TASK REQUIREMENTS: Of the lines below, count those containing the word "Pref". Reply with the number alone.

**** AVAILABLE RECORDS

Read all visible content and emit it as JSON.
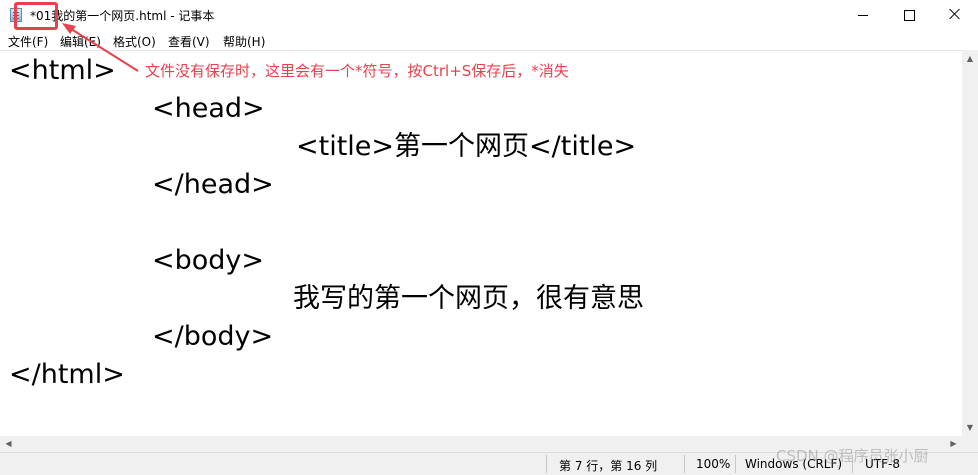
{
  "window": {
    "title": "*01我的第一个网页.html - 记事本",
    "controls": {
      "minimize": "minimize",
      "maximize": "maximize",
      "close": "close"
    }
  },
  "menu": {
    "items": [
      {
        "label": "文件(F)"
      },
      {
        "label": "编辑(E)"
      },
      {
        "label": "格式(O)"
      },
      {
        "label": "查看(V)"
      },
      {
        "label": "帮助(H)"
      }
    ]
  },
  "editor": {
    "lines": [
      "<html>",
      "<head>",
      "<title>第一个网页</title>",
      "</head>",
      "",
      "<body>",
      "我写的第一个网页，很有意思",
      "</body>",
      "</html>"
    ]
  },
  "status": {
    "position": "第 7 行，第 16 列",
    "zoom": "100%",
    "line_ending": "Windows (CRLF)",
    "encoding": "UTF-8"
  },
  "annotation": {
    "text": "文件没有保存时，这里会有一个*符号，按Ctrl+S保存后，*消失",
    "color": "#e8414c"
  },
  "watermark": "CSDN @程序员张小厨",
  "icons": {
    "app": "notepad-icon",
    "scroll_up": "arrow-up-icon",
    "scroll_down": "arrow-down-icon",
    "scroll_left": "arrow-left-icon",
    "scroll_right": "arrow-right-icon"
  }
}
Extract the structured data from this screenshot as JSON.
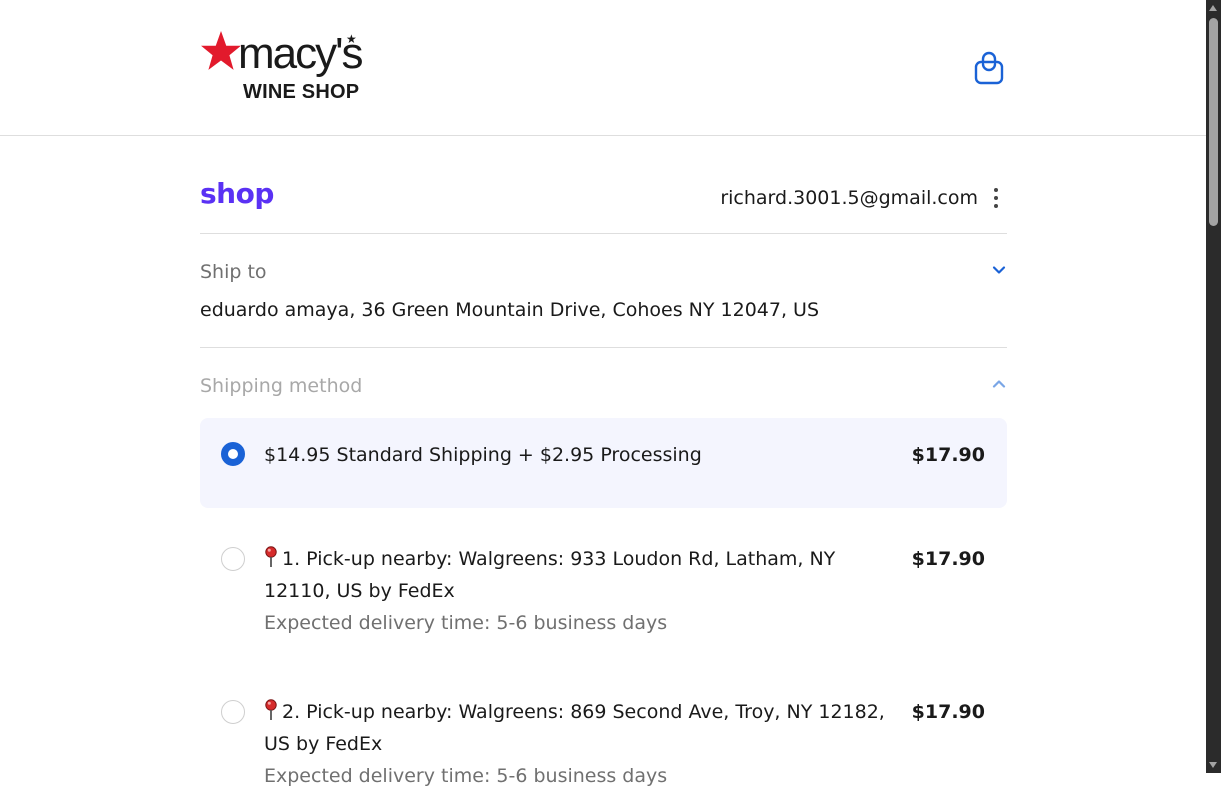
{
  "header": {
    "logo_text": "macy's",
    "logo_subtitle": "WINE SHOP",
    "cart_icon": "shopping-bag-icon"
  },
  "account": {
    "shop_logo": "shop",
    "email": "richard.3001.5@gmail.com",
    "menu_icon": "kebab-menu-icon"
  },
  "ship_to": {
    "title": "Ship to",
    "address": "eduardo amaya, 36 Green Mountain Drive, Cohoes NY 12047, US",
    "toggle_icon": "chevron-down-icon"
  },
  "shipping_method": {
    "title": "Shipping method",
    "toggle_icon": "chevron-up-icon",
    "options": [
      {
        "label": "$14.95 Standard Shipping + $2.95 Processing",
        "price": "$17.90",
        "selected": true
      },
      {
        "label": "1. Pick-up nearby: Walgreens: 933 Loudon Rd, Latham, NY 12110, US by FedEx",
        "sublabel": "Expected delivery time: 5-6 business days",
        "price": "$17.90",
        "selected": false,
        "icon": "map-pin-icon"
      },
      {
        "label": "2. Pick-up nearby: Walgreens: 869 Second Ave, Troy, NY 12182, US by FedEx",
        "sublabel": "Expected delivery time: 5-6 business days",
        "price": "$17.90",
        "selected": false,
        "icon": "map-pin-icon"
      }
    ]
  },
  "colors": {
    "shop_brand": "#5a31f4",
    "macys_red": "#e21a2c",
    "radio_selected": "#1a62d6",
    "selected_bg": "#f4f5fe",
    "chevron": "#1a62d6"
  }
}
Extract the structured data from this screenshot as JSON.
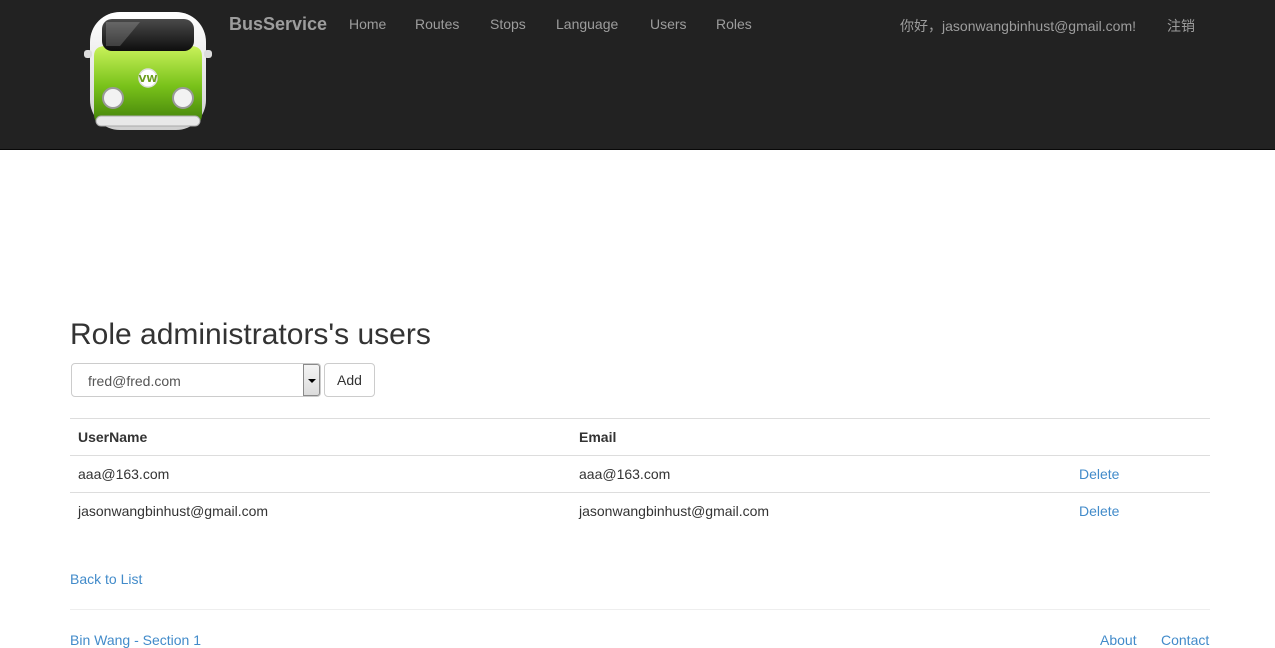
{
  "navbar": {
    "brand": "BusService",
    "items": [
      {
        "label": "Home"
      },
      {
        "label": "Routes"
      },
      {
        "label": "Stops"
      },
      {
        "label": "Language"
      },
      {
        "label": "Users"
      },
      {
        "label": "Roles"
      }
    ],
    "greeting": "你好，jasonwangbinhust@gmail.com!",
    "logout_label": "注销",
    "logo_icon": "vw-bus-logo-icon"
  },
  "page": {
    "title": "Role administrators's users",
    "user_select": {
      "selected": "fred@fred.com"
    },
    "add_label": "Add",
    "table": {
      "headers": [
        "UserName",
        "Email",
        ""
      ],
      "rows": [
        {
          "username": "aaa@163.com",
          "email": "aaa@163.com",
          "action": "Delete"
        },
        {
          "username": "jasonwangbinhust@gmail.com",
          "email": "jasonwangbinhust@gmail.com",
          "action": "Delete"
        }
      ]
    },
    "back_link": "Back to List"
  },
  "footer": {
    "left_text": "Bin Wang - Section 1",
    "about": "About",
    "contact": "Contact"
  },
  "colors": {
    "navbar_bg": "#222222",
    "nav_text": "#9d9d9d",
    "link": "#428bca",
    "bus_green": "#7fc41e"
  }
}
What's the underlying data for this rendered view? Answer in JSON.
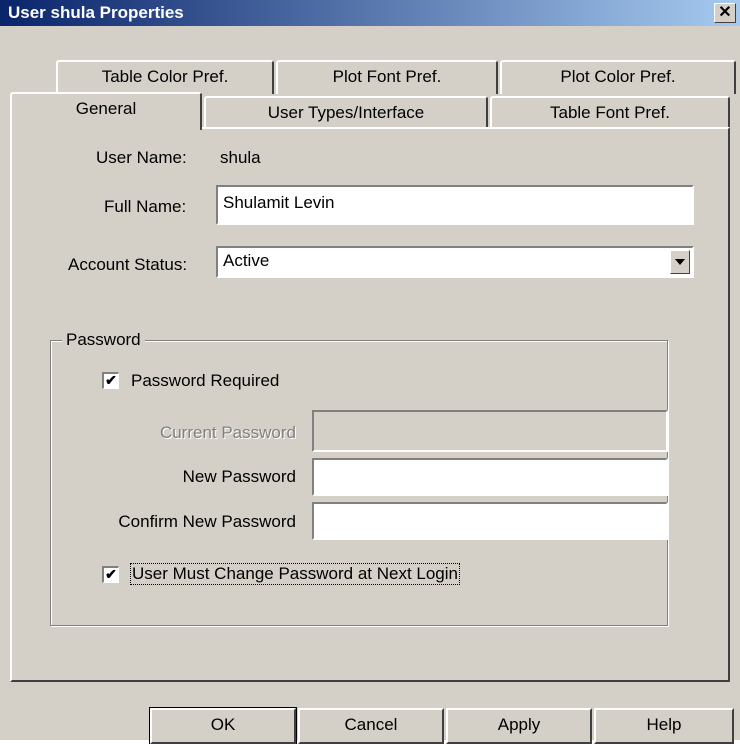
{
  "window": {
    "title": "User shula Properties",
    "close_glyph": "✕"
  },
  "tabs_row_back": [
    "Table Color Pref.",
    "Plot Font Pref.",
    "Plot Color Pref."
  ],
  "tabs_row_front": [
    "General",
    "User Types/Interface",
    "Table Font Pref."
  ],
  "general": {
    "user_name_label": "User Name:",
    "user_name_value": "shula",
    "full_name_label": "Full Name:",
    "full_name_value": "Shulamit Levin",
    "account_status_label": "Account Status:",
    "account_status_value": "Active"
  },
  "password": {
    "group_label": "Password",
    "required_label": "Password Required",
    "required_checked": true,
    "current_label": "Current Password",
    "new_label": "New Password",
    "confirm_label": "Confirm New Password",
    "current_value": "",
    "new_value": "",
    "confirm_value": "",
    "must_change_label": "User Must Change Password at Next Login",
    "must_change_checked": true
  },
  "buttons": {
    "ok": "OK",
    "cancel": "Cancel",
    "apply": "Apply",
    "help": "Help"
  },
  "icons": {
    "check": "✔",
    "dropdown_arrow": "▼"
  }
}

********

SOLUTION TO THE EXERCISE: 4